Return all of the entries word for word, but omit the pictures they contain.

* Data records
▬▬▬

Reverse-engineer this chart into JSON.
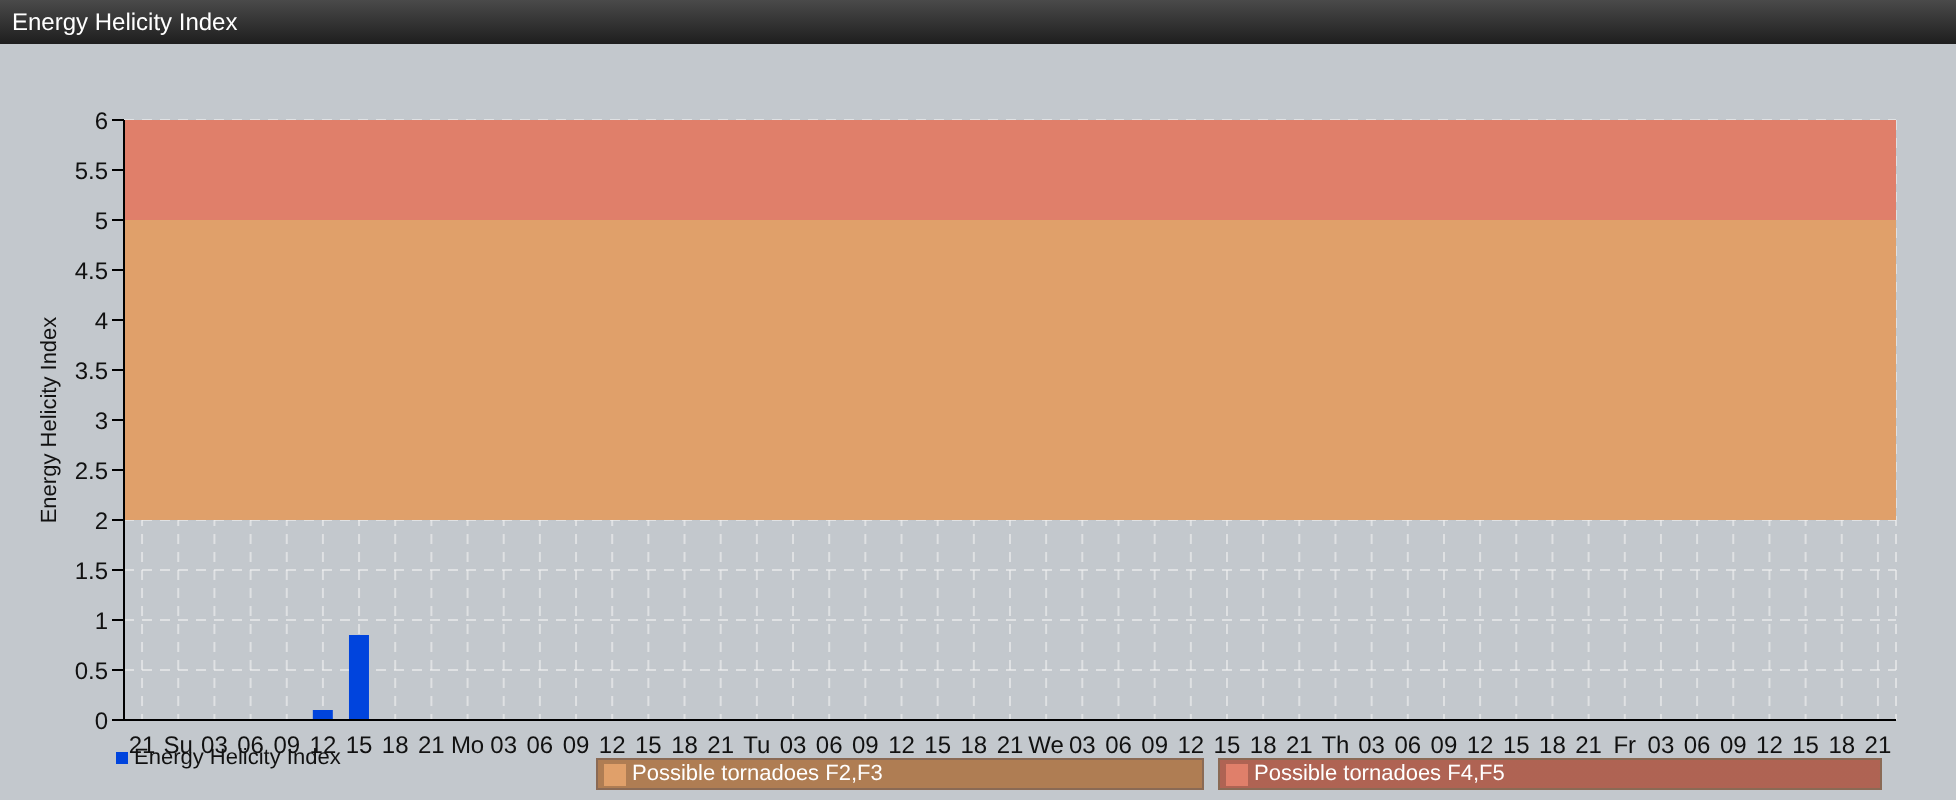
{
  "chart_data": {
    "type": "bar",
    "title": "Energy Helicity Index",
    "ylabel": "Energy Helicity Index",
    "categories": [
      "21",
      "Su",
      "03",
      "06",
      "09",
      "12",
      "15",
      "18",
      "21",
      "Mo",
      "03",
      "06",
      "09",
      "12",
      "15",
      "18",
      "21",
      "Tu",
      "03",
      "06",
      "09",
      "12",
      "15",
      "18",
      "21",
      "We",
      "03",
      "06",
      "09",
      "12",
      "15",
      "18",
      "21",
      "Th",
      "03",
      "06",
      "09",
      "12",
      "15",
      "18",
      "21",
      "Fr",
      "03",
      "06",
      "09",
      "12",
      "15",
      "18",
      "21"
    ],
    "series": [
      {
        "name": "Energy Helicity Index",
        "color": "#0044dd",
        "values": [
          0,
          0,
          0,
          0,
          0,
          0.1,
          0.85,
          0,
          0,
          0,
          0,
          0,
          0,
          0,
          0,
          0,
          0,
          0,
          0,
          0,
          0,
          0,
          0,
          0,
          0,
          0,
          0,
          0,
          0,
          0,
          0,
          0,
          0,
          0,
          0,
          0,
          0,
          0,
          0,
          0,
          0,
          0,
          0,
          0,
          0,
          0,
          0,
          0,
          0
        ]
      }
    ],
    "ylim": [
      0,
      6
    ],
    "yticks": [
      0,
      0.5,
      1,
      1.5,
      2,
      2.5,
      3,
      3.5,
      4,
      4.5,
      5,
      5.5,
      6
    ],
    "bands": [
      {
        "axis": "y",
        "from": 2,
        "to": 5,
        "label": "Possible tornadoes F2,F3",
        "color": "#e0a06a"
      },
      {
        "axis": "y",
        "from": 5,
        "to": 6,
        "label": "Possible tornadoes F4,F5",
        "color": "#e07f6a"
      }
    ],
    "grid": true,
    "legend": "bottom left"
  }
}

▬▬▬

* Output of the task
Reverse-engineer this chart into JSON.
{
  "chart_data": {
    "type": "bar",
    "title": "Energy Helicity Index",
    "ylabel": "Energy Helicity Index",
    "categories": [
      "21",
      "Su",
      "03",
      "06",
      "09",
      "12",
      "15",
      "18",
      "21",
      "Mo",
      "03",
      "06",
      "09",
      "12",
      "15",
      "18",
      "21",
      "Tu",
      "03",
      "06",
      "09",
      "12",
      "15",
      "18",
      "21",
      "We",
      "03",
      "06",
      "09",
      "12",
      "15",
      "18",
      "21",
      "Th",
      "03",
      "06",
      "09",
      "12",
      "15",
      "18",
      "21",
      "Fr",
      "03",
      "06",
      "09",
      "12",
      "15",
      "18",
      "21"
    ],
    "series": [
      {
        "name": "Energy Helicity Index",
        "color": "#0044dd",
        "values": [
          0,
          0,
          0,
          0,
          0,
          0.1,
          0.85,
          0,
          0,
          0,
          0,
          0,
          0,
          0,
          0,
          0,
          0,
          0,
          0,
          0,
          0,
          0,
          0,
          0,
          0,
          0,
          0,
          0,
          0,
          0,
          0,
          0,
          0,
          0,
          0,
          0,
          0,
          0,
          0,
          0,
          0,
          0,
          0,
          0,
          0,
          0,
          0,
          0,
          0
        ]
      }
    ],
    "ylim": [
      0,
      6
    ],
    "yticks": [
      0,
      0.5,
      1,
      1.5,
      2,
      2.5,
      3,
      3.5,
      4,
      4.5,
      5,
      5.5,
      6
    ],
    "bands": [
      {
        "axis": "y",
        "from": 2,
        "to": 5,
        "label": "Possible tornadoes F2,F3",
        "color": "#e0a06a"
      },
      {
        "axis": "y",
        "from": 5,
        "to": 6,
        "label": "Possible tornadoes F4,F5",
        "color": "#e07f6a"
      }
    ],
    "grid": true,
    "legend": "bottom left"
  }
}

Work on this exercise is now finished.